> **TASK LIST**
a: In the Royal Portrush course guide, switch "media day" to "press day" and give the passage from "Mark Townsend adds" to "guide: 1st (Hughies)" again.
b: Write out the records from the line with "x-tick-label: July to — [394, 856, 445, 875]" to the line with "x-tick-label: July to — [532, 378, 583, 397]".
##### SUPPLIED PASSAGE
Mark Townsend adds a new skill set, the putting yips, to his game as he takes on Royal Portrush. Who will come out on top?
Darren Clarke reckons, come Sunday night, that a large chunk of this year’s field will come away with Royal Portrush right at the top of their favourite Open courses. We played it as part of the Open media day in April, and having now tackled it twice, 10 years apart, it’s hard to argue particularly when you add in the incredible buzz that surrounds the place. The following alternative Royal Portrush course guide attempts to give you a very small insight into the course as well as being a screaming cry for help…
Royal Portrush course guide: 1st (Hughies)
421 yards, par 4, SI 11
The planner suggests a 3-wood, everything suggests a 3-wood. All I can picture, with white posts left and white posts right, is a steery driver. That brings the bunkers into play but I hit it so bad it doesn’t even threaten them.
A 7-iron comes up five yards short of the green and 30 yards short of the pin. It’s a chip and run all day but I putt it. This has been the way since 2005. I forget to breathe, everything goes into a blur and I move it approximately six feet. Within the space of 10 minutes and three shots I’ve managed to spook myself and there is very little prospect of two-putting for a point.
##########
##### SUPPLIED DATA
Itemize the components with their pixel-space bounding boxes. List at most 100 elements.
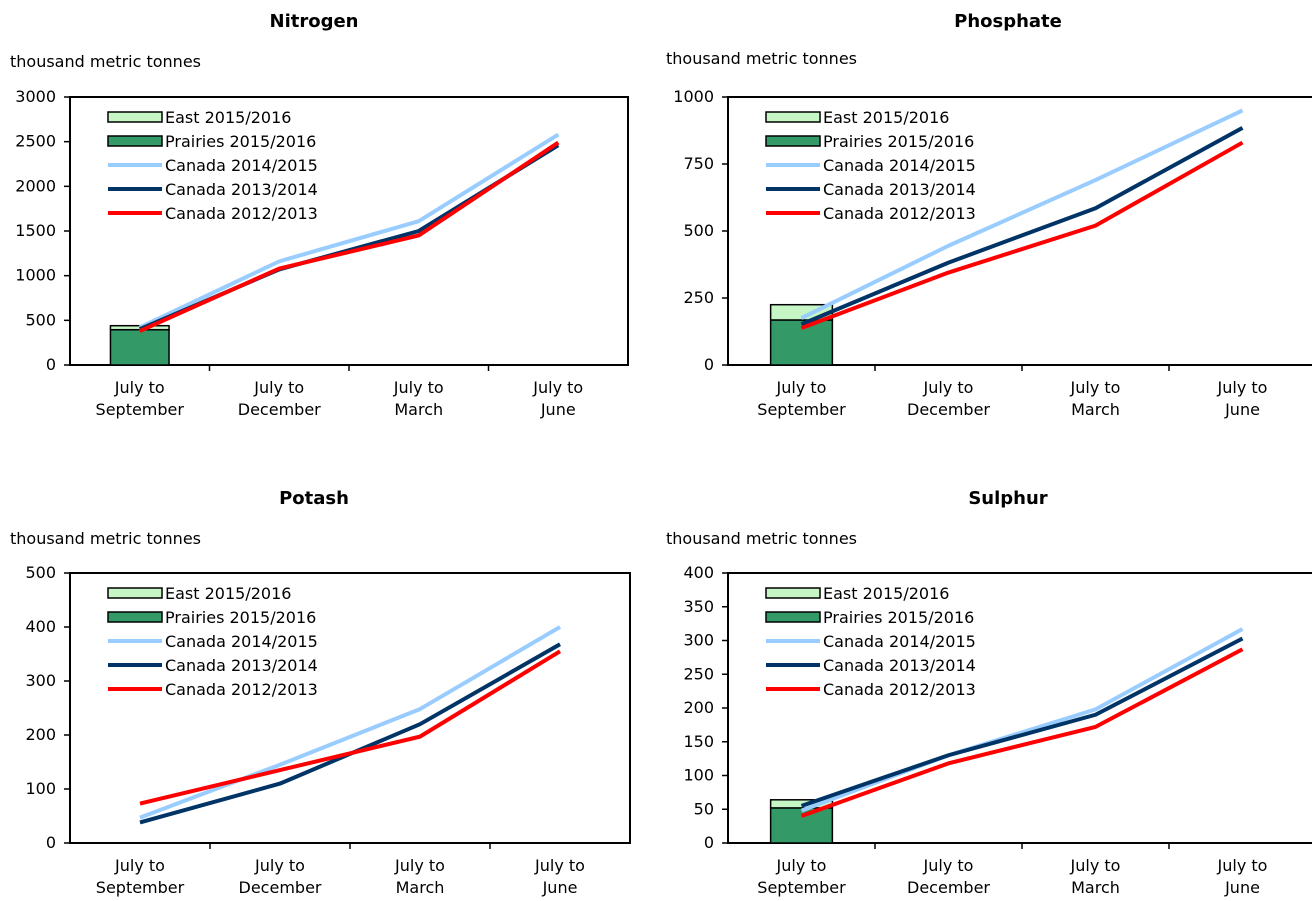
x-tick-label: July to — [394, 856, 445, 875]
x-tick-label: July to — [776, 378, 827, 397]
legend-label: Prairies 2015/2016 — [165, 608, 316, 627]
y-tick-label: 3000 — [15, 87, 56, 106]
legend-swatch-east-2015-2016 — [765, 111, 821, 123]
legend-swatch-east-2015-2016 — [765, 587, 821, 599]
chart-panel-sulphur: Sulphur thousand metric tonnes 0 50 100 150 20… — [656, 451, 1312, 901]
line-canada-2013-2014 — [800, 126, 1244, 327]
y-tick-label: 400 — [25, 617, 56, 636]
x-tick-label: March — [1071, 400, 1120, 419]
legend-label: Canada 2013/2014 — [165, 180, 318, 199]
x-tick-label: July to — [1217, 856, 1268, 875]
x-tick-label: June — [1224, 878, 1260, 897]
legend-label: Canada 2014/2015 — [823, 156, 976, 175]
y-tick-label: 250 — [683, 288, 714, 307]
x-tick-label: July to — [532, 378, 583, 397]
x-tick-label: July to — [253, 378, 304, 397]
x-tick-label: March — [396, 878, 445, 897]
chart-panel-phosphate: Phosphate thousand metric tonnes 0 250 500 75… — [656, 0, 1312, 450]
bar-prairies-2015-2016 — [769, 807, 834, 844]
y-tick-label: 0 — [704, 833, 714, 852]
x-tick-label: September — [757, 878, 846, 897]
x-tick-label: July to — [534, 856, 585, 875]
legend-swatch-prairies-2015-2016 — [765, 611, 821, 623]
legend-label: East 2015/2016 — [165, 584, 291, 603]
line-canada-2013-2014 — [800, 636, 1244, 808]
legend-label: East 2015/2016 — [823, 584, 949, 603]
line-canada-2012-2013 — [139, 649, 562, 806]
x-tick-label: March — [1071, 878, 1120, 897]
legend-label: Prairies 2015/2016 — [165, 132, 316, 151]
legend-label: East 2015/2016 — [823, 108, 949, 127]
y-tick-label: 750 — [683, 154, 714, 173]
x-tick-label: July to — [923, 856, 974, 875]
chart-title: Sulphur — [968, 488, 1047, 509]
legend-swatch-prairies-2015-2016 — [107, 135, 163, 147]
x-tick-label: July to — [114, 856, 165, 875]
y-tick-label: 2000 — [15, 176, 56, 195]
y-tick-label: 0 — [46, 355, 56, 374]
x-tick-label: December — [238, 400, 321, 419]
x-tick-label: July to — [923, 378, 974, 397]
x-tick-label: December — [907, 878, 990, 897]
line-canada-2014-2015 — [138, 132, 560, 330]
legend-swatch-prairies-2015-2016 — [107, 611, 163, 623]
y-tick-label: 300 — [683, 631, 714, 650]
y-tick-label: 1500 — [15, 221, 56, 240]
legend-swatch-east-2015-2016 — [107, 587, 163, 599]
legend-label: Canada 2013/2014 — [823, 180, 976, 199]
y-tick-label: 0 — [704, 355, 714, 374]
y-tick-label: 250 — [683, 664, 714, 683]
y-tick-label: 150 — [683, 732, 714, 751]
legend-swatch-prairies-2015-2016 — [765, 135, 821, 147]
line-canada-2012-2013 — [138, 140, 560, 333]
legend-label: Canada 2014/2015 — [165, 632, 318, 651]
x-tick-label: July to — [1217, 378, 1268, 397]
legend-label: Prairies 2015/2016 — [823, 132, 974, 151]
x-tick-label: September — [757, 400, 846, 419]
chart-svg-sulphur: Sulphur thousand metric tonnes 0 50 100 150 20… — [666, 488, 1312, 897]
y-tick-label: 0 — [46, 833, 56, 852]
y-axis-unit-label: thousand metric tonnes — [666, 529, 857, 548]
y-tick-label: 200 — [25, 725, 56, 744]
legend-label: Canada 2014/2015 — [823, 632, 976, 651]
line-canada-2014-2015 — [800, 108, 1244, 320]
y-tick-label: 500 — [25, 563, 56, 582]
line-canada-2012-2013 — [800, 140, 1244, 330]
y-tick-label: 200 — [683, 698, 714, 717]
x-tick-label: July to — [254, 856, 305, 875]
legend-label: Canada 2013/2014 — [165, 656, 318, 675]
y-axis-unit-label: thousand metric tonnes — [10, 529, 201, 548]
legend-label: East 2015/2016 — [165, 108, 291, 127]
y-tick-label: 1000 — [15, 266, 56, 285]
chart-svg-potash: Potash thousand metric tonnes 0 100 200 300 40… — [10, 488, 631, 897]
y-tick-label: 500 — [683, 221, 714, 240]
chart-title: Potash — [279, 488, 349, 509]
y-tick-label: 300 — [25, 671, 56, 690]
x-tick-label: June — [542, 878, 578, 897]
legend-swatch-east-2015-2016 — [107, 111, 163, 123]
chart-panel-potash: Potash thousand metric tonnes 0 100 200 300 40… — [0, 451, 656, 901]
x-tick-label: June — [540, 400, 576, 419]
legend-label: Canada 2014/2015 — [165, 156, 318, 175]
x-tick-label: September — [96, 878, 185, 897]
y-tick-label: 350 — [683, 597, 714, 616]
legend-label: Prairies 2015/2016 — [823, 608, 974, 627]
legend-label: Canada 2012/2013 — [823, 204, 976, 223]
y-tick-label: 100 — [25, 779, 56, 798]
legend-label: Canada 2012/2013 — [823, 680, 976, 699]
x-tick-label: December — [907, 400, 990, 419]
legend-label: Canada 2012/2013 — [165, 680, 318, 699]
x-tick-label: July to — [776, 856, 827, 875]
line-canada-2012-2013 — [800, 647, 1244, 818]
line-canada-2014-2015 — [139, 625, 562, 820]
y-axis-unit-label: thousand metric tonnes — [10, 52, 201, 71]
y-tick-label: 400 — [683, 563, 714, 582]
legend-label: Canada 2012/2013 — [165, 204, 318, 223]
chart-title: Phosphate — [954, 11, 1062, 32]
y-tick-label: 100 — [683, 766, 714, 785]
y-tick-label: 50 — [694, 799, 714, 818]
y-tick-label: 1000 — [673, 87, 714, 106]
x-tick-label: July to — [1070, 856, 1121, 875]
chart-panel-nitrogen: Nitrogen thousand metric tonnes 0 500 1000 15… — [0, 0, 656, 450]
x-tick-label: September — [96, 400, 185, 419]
##########
> **THE ANSWERS**
a:
Mark Townsend adds a new skill set, the putting yips, to his game as he takes on Royal Portrush. Who will come out on top?
Darren Clarke reckons, come Sunday night, that a large chunk of this year’s field will come away with Royal Portrush right at the top of their favourite Open courses. We played it as part of the Open press day in April, and having now tackled it twice, 10 years apart, it’s hard to argue particularly when you add in the incredible buzz that surrounds the place. The following alternative Royal Portrush course guide attempts to give you a very small insight into the course as well as being a screaming cry for help…
Royal Portrush course guide: 1st (Hughies)

b:
x-tick-label: July to — [394, 856, 445, 875]
x-tick-label: July to — [776, 378, 827, 397]
legend-label: Prairies 2015/2016 — [165, 608, 316, 627]
y-tick-label: 3000 — [15, 87, 56, 106]
legend-swatch-east-2015-2016 — [765, 111, 821, 123]
legend-swatch-east-2015-2016 — [765, 587, 821, 599]
chart-panel-sulphur: Sulphur thousand metric tonnes 0 50 100 150 20… — [656, 451, 1312, 901]
line-canada-2013-2014 — [800, 126, 1244, 327]
y-tick-label: 400 — [25, 617, 56, 636]
x-tick-label: March — [1071, 400, 1120, 419]
legend-label: Canada 2013/2014 — [165, 180, 318, 199]
x-tick-label: July to — [1217, 856, 1268, 875]
x-tick-label: June — [1224, 878, 1260, 897]
legend-label: Canada 2014/2015 — [823, 156, 976, 175]
y-tick-label: 250 — [683, 288, 714, 307]
x-tick-label: July to — [532, 378, 583, 397]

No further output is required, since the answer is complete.